INSTRUCTION - Please repeat all of the listing exactly.

Records contained in a dataset -
-=-=-=-=-

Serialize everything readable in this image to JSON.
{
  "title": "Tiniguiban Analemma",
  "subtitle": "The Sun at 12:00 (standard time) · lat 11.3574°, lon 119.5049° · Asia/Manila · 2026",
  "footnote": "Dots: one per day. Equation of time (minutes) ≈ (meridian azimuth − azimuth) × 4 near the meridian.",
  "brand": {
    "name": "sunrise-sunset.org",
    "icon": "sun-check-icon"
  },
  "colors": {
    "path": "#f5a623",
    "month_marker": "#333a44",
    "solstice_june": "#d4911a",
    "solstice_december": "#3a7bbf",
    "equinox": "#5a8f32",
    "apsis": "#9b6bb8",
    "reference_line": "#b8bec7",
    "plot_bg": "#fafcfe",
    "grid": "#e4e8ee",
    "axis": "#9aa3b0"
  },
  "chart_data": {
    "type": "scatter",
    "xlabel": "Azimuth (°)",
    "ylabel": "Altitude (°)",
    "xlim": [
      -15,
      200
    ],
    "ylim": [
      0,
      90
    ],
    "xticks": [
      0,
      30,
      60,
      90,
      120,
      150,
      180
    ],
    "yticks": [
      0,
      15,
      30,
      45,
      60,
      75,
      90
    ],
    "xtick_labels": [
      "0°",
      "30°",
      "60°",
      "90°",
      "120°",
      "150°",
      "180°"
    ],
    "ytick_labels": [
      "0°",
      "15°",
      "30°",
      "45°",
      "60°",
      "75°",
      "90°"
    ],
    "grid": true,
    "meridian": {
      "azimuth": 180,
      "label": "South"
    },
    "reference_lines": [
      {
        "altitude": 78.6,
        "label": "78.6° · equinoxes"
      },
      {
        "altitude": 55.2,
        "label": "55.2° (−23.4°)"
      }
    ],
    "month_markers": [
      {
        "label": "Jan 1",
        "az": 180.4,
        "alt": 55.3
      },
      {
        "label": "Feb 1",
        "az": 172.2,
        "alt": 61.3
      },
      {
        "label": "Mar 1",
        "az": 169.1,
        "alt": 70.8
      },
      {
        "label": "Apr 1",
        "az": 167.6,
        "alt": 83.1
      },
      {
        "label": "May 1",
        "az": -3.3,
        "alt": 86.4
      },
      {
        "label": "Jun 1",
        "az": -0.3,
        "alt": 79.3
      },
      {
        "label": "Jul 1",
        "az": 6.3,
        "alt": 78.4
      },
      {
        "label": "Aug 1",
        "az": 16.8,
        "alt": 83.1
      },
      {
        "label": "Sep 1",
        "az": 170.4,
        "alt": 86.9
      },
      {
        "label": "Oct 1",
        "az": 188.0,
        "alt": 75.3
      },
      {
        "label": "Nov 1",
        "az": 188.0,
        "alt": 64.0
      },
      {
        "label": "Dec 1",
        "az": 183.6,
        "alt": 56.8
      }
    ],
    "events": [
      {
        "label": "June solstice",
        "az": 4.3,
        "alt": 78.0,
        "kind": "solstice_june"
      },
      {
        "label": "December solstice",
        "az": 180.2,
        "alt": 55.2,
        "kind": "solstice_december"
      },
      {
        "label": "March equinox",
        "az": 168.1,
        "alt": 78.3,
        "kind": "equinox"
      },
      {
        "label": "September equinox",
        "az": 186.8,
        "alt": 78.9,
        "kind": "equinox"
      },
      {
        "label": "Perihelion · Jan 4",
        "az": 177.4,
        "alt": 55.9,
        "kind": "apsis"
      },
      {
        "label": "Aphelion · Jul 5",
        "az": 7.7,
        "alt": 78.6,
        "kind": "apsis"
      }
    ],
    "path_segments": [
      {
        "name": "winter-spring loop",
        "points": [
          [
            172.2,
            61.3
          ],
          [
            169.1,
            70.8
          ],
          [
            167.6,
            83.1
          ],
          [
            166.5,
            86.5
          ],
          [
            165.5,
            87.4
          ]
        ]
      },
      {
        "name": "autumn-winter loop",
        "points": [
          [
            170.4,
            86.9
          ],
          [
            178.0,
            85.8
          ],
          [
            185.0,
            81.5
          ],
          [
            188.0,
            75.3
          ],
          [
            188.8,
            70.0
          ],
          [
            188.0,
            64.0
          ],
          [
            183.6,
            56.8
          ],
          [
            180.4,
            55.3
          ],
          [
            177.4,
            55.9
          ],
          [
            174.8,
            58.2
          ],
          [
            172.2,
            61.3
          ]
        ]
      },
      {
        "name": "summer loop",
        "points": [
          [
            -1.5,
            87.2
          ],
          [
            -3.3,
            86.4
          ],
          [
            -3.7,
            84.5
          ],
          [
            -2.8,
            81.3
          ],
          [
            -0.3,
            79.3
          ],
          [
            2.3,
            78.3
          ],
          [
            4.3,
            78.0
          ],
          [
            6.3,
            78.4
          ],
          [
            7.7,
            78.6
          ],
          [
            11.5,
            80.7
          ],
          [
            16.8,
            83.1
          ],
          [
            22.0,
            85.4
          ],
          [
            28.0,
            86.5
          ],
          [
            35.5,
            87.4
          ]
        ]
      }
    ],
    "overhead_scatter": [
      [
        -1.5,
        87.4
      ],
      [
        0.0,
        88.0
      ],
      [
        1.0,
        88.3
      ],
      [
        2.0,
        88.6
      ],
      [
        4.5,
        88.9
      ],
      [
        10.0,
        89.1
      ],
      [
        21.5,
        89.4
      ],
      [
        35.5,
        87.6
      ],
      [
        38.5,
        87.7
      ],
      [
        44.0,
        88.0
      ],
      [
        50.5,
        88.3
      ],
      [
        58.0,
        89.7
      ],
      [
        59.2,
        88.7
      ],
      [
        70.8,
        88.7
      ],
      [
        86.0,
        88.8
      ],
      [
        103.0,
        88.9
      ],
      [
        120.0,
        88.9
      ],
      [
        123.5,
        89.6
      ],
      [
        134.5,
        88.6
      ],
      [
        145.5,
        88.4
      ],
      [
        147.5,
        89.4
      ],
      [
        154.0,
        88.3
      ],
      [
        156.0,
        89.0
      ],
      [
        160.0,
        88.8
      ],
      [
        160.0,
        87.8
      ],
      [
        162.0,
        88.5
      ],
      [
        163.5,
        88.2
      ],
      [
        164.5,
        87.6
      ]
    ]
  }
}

-=-=-=-=-

PROBLEM SOLUTION -
Serialize everything readable in this image to JSON.
{
  "title": "Tiniguiban Analemma",
  "subtitle": "The Sun at 12:00 (standard time) · lat 11.3574°, lon 119.5049° · Asia/Manila · 2026",
  "footnote": "Dots: one per day. Equation of time (minutes) ≈ (meridian azimuth − azimuth) × 4 near the meridian.",
  "brand": {
    "name": "sunrise-sunset.org",
    "icon": "sun-check-icon"
  },
  "colors": {
    "path": "#f5a623",
    "month_marker": "#333a44",
    "solstice_june": "#d4911a",
    "solstice_december": "#3a7bbf",
    "equinox": "#5a8f32",
    "apsis": "#9b6bb8",
    "reference_line": "#b8bec7",
    "plot_bg": "#fafcfe",
    "grid": "#e4e8ee",
    "axis": "#9aa3b0"
  },
  "chart_data": {
    "type": "scatter",
    "xlabel": "Azimuth (°)",
    "ylabel": "Altitude (°)",
    "xlim": [
      -15,
      200
    ],
    "ylim": [
      0,
      90
    ],
    "xticks": [
      0,
      30,
      60,
      90,
      120,
      150,
      180
    ],
    "yticks": [
      0,
      15,
      30,
      45,
      60,
      75,
      90
    ],
    "xtick_labels": [
      "0°",
      "30°",
      "60°",
      "90°",
      "120°",
      "150°",
      "180°"
    ],
    "ytick_labels": [
      "0°",
      "15°",
      "30°",
      "45°",
      "60°",
      "75°",
      "90°"
    ],
    "grid": true,
    "meridian": {
      "azimuth": 180,
      "label": "South"
    },
    "reference_lines": [
      {
        "altitude": 78.6,
        "label": "78.6° · equinoxes"
      },
      {
        "altitude": 55.2,
        "label": "55.2° (−23.4°)"
      }
    ],
    "month_markers": [
      {
        "label": "Jan 1",
        "az": 180.4,
        "alt": 55.3
      },
      {
        "label": "Feb 1",
        "az": 172.2,
        "alt": 61.3
      },
      {
        "label": "Mar 1",
        "az": 169.1,
        "alt": 70.8
      },
      {
        "label": "Apr 1",
        "az": 167.6,
        "alt": 83.1
      },
      {
        "label": "May 1",
        "az": -3.3,
        "alt": 86.4
      },
      {
        "label": "Jun 1",
        "az": -0.3,
        "alt": 79.3
      },
      {
        "label": "Jul 1",
        "az": 6.3,
        "alt": 78.4
      },
      {
        "label": "Aug 1",
        "az": 16.8,
        "alt": 83.1
      },
      {
        "label": "Sep 1",
        "az": 170.4,
        "alt": 86.9
      },
      {
        "label": "Oct 1",
        "az": 188.0,
        "alt": 75.3
      },
      {
        "label": "Nov 1",
        "az": 188.0,
        "alt": 64.0
      },
      {
        "label": "Dec 1",
        "az": 183.6,
        "alt": 56.8
      }
    ],
    "events": [
      {
        "label": "June solstice",
        "az": 4.3,
        "alt": 78.0,
        "kind": "solstice_june"
      },
      {
        "label": "December solstice",
        "az": 180.2,
        "alt": 55.2,
        "kind": "solstice_december"
      },
      {
        "label": "March equinox",
        "az": 168.1,
        "alt": 78.3,
        "kind": "equinox"
      },
      {
        "label": "September equinox",
        "az": 186.8,
        "alt": 78.9,
        "kind": "equinox"
      },
      {
        "label": "Perihelion · Jan 4",
        "az": 177.4,
        "alt": 55.9,
        "kind": "apsis"
      },
      {
        "label": "Aphelion · Jul 5",
        "az": 7.7,
        "alt": 78.6,
        "kind": "apsis"
      }
    ],
    "path_segments": [
      {
        "name": "winter-spring loop",
        "points": [
          [
            172.2,
            61.3
          ],
          [
            169.1,
            70.8
          ],
          [
            167.6,
            83.1
          ],
          [
            166.5,
            86.5
          ],
          [
            165.5,
            87.4
          ]
        ]
      },
      {
        "name": "autumn-winter loop",
        "points": [
          [
            170.4,
            86.9
          ],
          [
            178.0,
            85.8
          ],
          [
            185.0,
            81.5
          ],
          [
            188.0,
            75.3
          ],
          [
            188.8,
            70.0
          ],
          [
            188.0,
            64.0
          ],
          [
            183.6,
            56.8
          ],
          [
            180.4,
            55.3
          ],
          [
            177.4,
            55.9
          ],
          [
            174.8,
            58.2
          ],
          [
            172.2,
            61.3
          ]
        ]
      },
      {
        "name": "summer loop",
        "points": [
          [
            -1.5,
            87.2
          ],
          [
            -3.3,
            86.4
          ],
          [
            -3.7,
            84.5
          ],
          [
            -2.8,
            81.3
          ],
          [
            -0.3,
            79.3
          ],
          [
            2.3,
            78.3
          ],
          [
            4.3,
            78.0
          ],
          [
            6.3,
            78.4
          ],
          [
            7.7,
            78.6
          ],
          [
            11.5,
            80.7
          ],
          [
            16.8,
            83.1
          ],
          [
            22.0,
            85.4
          ],
          [
            28.0,
            86.5
          ],
          [
            35.5,
            87.4
          ]
        ]
      }
    ],
    "overhead_scatter": [
      [
        -1.5,
        87.4
      ],
      [
        0.0,
        88.0
      ],
      [
        1.0,
        88.3
      ],
      [
        2.0,
        88.6
      ],
      [
        4.5,
        88.9
      ],
      [
        10.0,
        89.1
      ],
      [
        21.5,
        89.4
      ],
      [
        35.5,
        87.6
      ],
      [
        38.5,
        87.7
      ],
      [
        44.0,
        88.0
      ],
      [
        50.5,
        88.3
      ],
      [
        58.0,
        89.7
      ],
      [
        59.2,
        88.7
      ],
      [
        70.8,
        88.7
      ],
      [
        86.0,
        88.8
      ],
      [
        103.0,
        88.9
      ],
      [
        120.0,
        88.9
      ],
      [
        123.5,
        89.6
      ],
      [
        134.5,
        88.6
      ],
      [
        145.5,
        88.4
      ],
      [
        147.5,
        89.4
      ],
      [
        154.0,
        88.3
      ],
      [
        156.0,
        89.0
      ],
      [
        160.0,
        88.8
      ],
      [
        160.0,
        87.8
      ],
      [
        162.0,
        88.5
      ],
      [
        163.5,
        88.2
      ],
      [
        164.5,
        87.6
      ]
    ]
  }
}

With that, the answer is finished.